Start of Input data

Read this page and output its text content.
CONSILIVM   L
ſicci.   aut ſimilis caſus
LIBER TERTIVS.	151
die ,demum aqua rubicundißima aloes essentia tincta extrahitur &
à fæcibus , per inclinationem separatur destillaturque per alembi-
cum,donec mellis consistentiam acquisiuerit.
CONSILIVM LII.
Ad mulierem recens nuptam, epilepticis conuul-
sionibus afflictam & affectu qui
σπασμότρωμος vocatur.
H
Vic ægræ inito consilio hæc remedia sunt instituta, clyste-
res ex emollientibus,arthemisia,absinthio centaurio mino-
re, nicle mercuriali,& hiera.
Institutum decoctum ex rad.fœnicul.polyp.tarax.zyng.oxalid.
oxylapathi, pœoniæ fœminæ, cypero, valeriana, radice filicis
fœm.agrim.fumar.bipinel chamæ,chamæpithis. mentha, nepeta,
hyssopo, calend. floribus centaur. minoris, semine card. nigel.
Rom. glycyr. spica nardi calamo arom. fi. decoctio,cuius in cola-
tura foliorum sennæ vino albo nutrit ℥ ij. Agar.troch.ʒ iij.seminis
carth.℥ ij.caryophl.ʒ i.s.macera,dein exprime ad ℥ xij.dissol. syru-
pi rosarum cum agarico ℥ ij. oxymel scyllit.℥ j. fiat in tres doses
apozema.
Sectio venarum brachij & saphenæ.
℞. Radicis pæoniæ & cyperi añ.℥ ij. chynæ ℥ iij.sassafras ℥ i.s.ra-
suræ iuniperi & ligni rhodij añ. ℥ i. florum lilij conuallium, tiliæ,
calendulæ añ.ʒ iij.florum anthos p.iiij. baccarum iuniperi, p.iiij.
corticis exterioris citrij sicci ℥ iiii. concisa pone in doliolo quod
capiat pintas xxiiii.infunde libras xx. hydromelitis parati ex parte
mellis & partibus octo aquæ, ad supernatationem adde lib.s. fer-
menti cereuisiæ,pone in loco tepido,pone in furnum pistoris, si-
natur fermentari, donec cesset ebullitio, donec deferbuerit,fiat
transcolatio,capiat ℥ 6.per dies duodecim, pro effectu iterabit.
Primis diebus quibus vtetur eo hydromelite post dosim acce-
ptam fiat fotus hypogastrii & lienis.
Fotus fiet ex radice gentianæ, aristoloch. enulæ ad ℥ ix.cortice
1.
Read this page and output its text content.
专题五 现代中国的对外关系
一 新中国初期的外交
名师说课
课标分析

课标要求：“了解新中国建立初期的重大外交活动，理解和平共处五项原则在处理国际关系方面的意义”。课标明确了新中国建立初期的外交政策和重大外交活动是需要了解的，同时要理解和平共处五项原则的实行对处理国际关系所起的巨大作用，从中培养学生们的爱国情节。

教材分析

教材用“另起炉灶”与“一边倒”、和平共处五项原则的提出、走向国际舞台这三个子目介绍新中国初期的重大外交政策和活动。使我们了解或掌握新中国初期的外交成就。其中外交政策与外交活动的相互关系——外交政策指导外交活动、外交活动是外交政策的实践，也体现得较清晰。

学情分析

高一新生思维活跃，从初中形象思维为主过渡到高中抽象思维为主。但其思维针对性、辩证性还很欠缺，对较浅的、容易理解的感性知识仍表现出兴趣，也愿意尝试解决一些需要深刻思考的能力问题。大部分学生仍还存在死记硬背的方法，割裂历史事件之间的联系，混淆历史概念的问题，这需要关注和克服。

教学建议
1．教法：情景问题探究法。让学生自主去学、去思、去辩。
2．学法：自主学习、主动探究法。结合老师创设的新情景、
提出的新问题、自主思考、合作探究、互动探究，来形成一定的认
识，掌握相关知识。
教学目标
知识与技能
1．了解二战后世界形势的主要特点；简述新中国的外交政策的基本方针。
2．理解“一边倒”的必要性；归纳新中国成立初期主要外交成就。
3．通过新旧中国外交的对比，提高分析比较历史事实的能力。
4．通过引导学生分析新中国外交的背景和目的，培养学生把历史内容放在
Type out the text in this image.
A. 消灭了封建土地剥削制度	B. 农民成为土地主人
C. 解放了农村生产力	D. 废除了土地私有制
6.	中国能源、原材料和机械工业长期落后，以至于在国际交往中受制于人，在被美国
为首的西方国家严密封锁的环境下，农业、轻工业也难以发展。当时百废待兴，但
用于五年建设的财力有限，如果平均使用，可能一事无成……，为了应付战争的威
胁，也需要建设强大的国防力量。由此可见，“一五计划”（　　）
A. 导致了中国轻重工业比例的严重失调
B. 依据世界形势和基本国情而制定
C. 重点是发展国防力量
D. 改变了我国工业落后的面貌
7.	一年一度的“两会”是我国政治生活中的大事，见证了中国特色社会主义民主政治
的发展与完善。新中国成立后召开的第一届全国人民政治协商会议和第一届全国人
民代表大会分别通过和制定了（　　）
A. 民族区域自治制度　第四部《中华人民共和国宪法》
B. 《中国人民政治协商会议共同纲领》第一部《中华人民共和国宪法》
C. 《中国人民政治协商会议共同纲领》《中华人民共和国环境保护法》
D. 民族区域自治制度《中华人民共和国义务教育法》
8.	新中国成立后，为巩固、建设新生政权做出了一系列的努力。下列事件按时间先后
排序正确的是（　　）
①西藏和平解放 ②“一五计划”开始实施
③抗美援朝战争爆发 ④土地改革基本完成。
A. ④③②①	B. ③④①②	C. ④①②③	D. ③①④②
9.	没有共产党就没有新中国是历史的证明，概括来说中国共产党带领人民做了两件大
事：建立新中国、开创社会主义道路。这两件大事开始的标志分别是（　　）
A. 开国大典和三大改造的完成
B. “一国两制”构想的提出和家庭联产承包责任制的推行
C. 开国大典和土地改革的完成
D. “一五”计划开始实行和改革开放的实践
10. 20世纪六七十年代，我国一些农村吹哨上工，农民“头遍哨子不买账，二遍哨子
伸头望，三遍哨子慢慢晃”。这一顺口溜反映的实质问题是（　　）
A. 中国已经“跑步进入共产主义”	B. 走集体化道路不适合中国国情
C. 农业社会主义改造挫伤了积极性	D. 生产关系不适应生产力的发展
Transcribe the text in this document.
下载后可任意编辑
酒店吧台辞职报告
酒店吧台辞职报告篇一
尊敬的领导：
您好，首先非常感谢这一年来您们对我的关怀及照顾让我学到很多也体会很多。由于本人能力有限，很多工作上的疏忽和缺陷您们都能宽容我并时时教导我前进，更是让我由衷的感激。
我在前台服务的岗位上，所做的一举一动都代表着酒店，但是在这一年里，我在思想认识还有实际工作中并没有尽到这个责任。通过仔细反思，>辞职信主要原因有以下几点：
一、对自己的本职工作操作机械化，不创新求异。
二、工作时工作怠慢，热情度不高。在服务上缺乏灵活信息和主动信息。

End of Input data

» Work instructions:
Repeat the whole listing exactly, keeping every line intact.

» Solution to this exercise:
Read this page and output its text content.
CONSILIVM   L
ſicci.   aut ſimilis caſus
LIBER TERTIVS.	151
die ,demum aqua rubicundißima aloes essentia tincta extrahitur &
à fæcibus , per inclinationem separatur destillaturque per alembi-
cum,donec mellis consistentiam acquisiuerit.
CONSILIVM LII.
Ad mulierem recens nuptam, epilepticis conuul-
sionibus afflictam & affectu qui
σπασμότρωμος vocatur.
H
Vic ægræ inito consilio hæc remedia sunt instituta, clyste-
res ex emollientibus,arthemisia,absinthio centaurio mino-
re, nicle mercuriali,& hiera.
Institutum decoctum ex rad.fœnicul.polyp.tarax.zyng.oxalid.
oxylapathi, pœoniæ fœminæ, cypero, valeriana, radice filicis
fœm.agrim.fumar.bipinel chamæ,chamæpithis. mentha, nepeta,
hyssopo, calend. floribus centaur. minoris, semine card. nigel.
Rom. glycyr. spica nardi calamo arom. fi. decoctio,cuius in cola-
tura foliorum sennæ vino albo nutrit ℥ ij. Agar.troch.ʒ iij.seminis
carth.℥ ij.caryophl.ʒ i.s.macera,dein exprime ad ℥ xij.dissol. syru-
pi rosarum cum agarico ℥ ij. oxymel scyllit.℥ j. fiat in tres doses
apozema.
Sectio venarum brachij & saphenæ.
℞. Radicis pæoniæ & cyperi añ.℥ ij. chynæ ℥ iij.sassafras ℥ i.s.ra-
suræ iuniperi & ligni rhodij añ. ℥ i. florum lilij conuallium, tiliæ,
calendulæ añ.ʒ iij.florum anthos p.iiij. baccarum iuniperi, p.iiij.
corticis exterioris citrij sicci ℥ iiii. concisa pone in doliolo quod
capiat pintas xxiiii.infunde libras xx. hydromelitis parati ex parte
mellis & partibus octo aquæ, ad supernatationem adde lib.s. fer-
menti cereuisiæ,pone in loco tepido,pone in furnum pistoris, si-
natur fermentari, donec cesset ebullitio, donec deferbuerit,fiat
transcolatio,capiat ℥ 6.per dies duodecim, pro effectu iterabit.
Primis diebus quibus vtetur eo hydromelite post dosim acce-
ptam fiat fotus hypogastrii & lienis.
Fotus fiet ex radice gentianæ, aristoloch. enulæ ad ℥ ix.cortice
1.
Read this page and output its text content.
专题五 现代中国的对外关系
一 新中国初期的外交
名师说课
课标分析

课标要求：“了解新中国建立初期的重大外交活动，理解和平共处五项原则在处理国际关系方面的意义”。课标明确了新中国建立初期的外交政策和重大外交活动是需要了解的，同时要理解和平共处五项原则的实行对处理国际关系所起的巨大作用，从中培养学生们的爱国情节。

教材分析

教材用“另起炉灶”与“一边倒”、和平共处五项原则的提出、走向国际舞台这三个子目介绍新中国初期的重大外交政策和活动。使我们了解或掌握新中国初期的外交成就。其中外交政策与外交活动的相互关系——外交政策指导外交活动、外交活动是外交政策的实践，也体现得较清晰。

学情分析

高一新生思维活跃，从初中形象思维为主过渡到高中抽象思维为主。但其思维针对性、辩证性还很欠缺，对较浅的、容易理解的感性知识仍表现出兴趣，也愿意尝试解决一些需要深刻思考的能力问题。大部分学生仍还存在死记硬背的方法，割裂历史事件之间的联系，混淆历史概念的问题，这需要关注和克服。

教学建议
1．教法：情景问题探究法。让学生自主去学、去思、去辩。
2．学法：自主学习、主动探究法。结合老师创设的新情景、
提出的新问题、自主思考、合作探究、互动探究，来形成一定的认
识，掌握相关知识。
教学目标
知识与技能
1．了解二战后世界形势的主要特点；简述新中国的外交政策的基本方针。
2．理解“一边倒”的必要性；归纳新中国成立初期主要外交成就。
3．通过新旧中国外交的对比，提高分析比较历史事实的能力。
4．通过引导学生分析新中国外交的背景和目的，培养学生把历史内容放在
Type out the text in this image.
A. 消灭了封建土地剥削制度	B. 农民成为土地主人
C. 解放了农村生产力	D. 废除了土地私有制
6.	中国能源、原材料和机械工业长期落后，以至于在国际交往中受制于人，在被美国
为首的西方国家严密封锁的环境下，农业、轻工业也难以发展。当时百废待兴，但
用于五年建设的财力有限，如果平均使用，可能一事无成……，为了应付战争的威
胁，也需要建设强大的国防力量。由此可见，“一五计划”（　　）
A. 导致了中国轻重工业比例的严重失调
B. 依据世界形势和基本国情而制定
C. 重点是发展国防力量
D. 改变了我国工业落后的面貌
7.	一年一度的“两会”是我国政治生活中的大事，见证了中国特色社会主义民主政治
的发展与完善。新中国成立后召开的第一届全国人民政治协商会议和第一届全国人
民代表大会分别通过和制定了（　　）
A. 民族区域自治制度　第四部《中华人民共和国宪法》
B. 《中国人民政治协商会议共同纲领》第一部《中华人民共和国宪法》
C. 《中国人民政治协商会议共同纲领》《中华人民共和国环境保护法》
D. 民族区域自治制度《中华人民共和国义务教育法》
8.	新中国成立后，为巩固、建设新生政权做出了一系列的努力。下列事件按时间先后
排序正确的是（　　）
①西藏和平解放 ②“一五计划”开始实施
③抗美援朝战争爆发 ④土地改革基本完成。
A. ④③②①	B. ③④①②	C. ④①②③	D. ③①④②
9.	没有共产党就没有新中国是历史的证明，概括来说中国共产党带领人民做了两件大
事：建立新中国、开创社会主义道路。这两件大事开始的标志分别是（　　）
A. 开国大典和三大改造的完成
B. “一国两制”构想的提出和家庭联产承包责任制的推行
C. 开国大典和土地改革的完成
D. “一五”计划开始实行和改革开放的实践
10. 20世纪六七十年代，我国一些农村吹哨上工，农民“头遍哨子不买账，二遍哨子
伸头望，三遍哨子慢慢晃”。这一顺口溜反映的实质问题是（　　）
A. 中国已经“跑步进入共产主义”	B. 走集体化道路不适合中国国情
C. 农业社会主义改造挫伤了积极性	D. 生产关系不适应生产力的发展
Transcribe the text in this document.
下载后可任意编辑
酒店吧台辞职报告
酒店吧台辞职报告篇一
尊敬的领导：
您好，首先非常感谢这一年来您们对我的关怀及照顾让我学到很多也体会很多。由于本人能力有限，很多工作上的疏忽和缺陷您们都能宽容我并时时教导我前进，更是让我由衷的感激。
我在前台服务的岗位上，所做的一举一动都代表着酒店，但是在这一年里，我在思想认识还有实际工作中并没有尽到这个责任。通过仔细反思，>辞职信主要原因有以下几点：
一、对自己的本职工作操作机械化，不创新求异。
二、工作时工作怠慢，热情度不高。在服务上缺乏灵活信息和主动信息。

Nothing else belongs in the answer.